__Figure collection entries__.
------------------------------------------------------------
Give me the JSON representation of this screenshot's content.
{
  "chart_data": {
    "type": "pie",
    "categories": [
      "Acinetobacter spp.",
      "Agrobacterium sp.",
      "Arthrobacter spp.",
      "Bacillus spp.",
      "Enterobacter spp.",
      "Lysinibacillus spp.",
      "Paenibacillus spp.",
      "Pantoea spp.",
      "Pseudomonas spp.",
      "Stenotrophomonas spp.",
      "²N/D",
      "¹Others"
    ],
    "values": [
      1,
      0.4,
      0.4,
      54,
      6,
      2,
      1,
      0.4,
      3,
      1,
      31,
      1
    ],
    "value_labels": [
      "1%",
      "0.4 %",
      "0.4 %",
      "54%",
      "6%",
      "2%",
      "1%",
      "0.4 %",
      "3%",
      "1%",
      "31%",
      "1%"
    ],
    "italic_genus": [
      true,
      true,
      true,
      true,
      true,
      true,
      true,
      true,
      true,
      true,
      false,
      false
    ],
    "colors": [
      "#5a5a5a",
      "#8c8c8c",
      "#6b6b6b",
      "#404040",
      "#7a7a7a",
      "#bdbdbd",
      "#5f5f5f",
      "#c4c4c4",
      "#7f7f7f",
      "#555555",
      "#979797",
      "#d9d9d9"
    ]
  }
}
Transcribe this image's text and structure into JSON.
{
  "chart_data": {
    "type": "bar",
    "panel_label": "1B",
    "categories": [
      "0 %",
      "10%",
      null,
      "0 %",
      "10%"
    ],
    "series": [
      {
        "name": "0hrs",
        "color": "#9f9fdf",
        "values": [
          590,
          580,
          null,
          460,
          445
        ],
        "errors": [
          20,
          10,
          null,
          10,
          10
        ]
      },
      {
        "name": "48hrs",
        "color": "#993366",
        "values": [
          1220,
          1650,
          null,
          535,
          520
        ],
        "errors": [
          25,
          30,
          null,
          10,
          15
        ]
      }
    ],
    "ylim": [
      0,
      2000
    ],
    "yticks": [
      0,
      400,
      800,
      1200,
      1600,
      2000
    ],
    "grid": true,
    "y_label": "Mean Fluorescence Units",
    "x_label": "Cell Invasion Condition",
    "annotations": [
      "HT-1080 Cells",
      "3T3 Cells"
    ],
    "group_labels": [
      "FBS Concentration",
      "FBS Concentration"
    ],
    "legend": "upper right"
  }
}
------------------------------------------------------------
__Problem to work on__. Return a copy of each line in the entries that contains "this".

__Exercise answer__.
Give me the JSON representation of this screenshot's content.
Transcribe this image's text and structure into JSON.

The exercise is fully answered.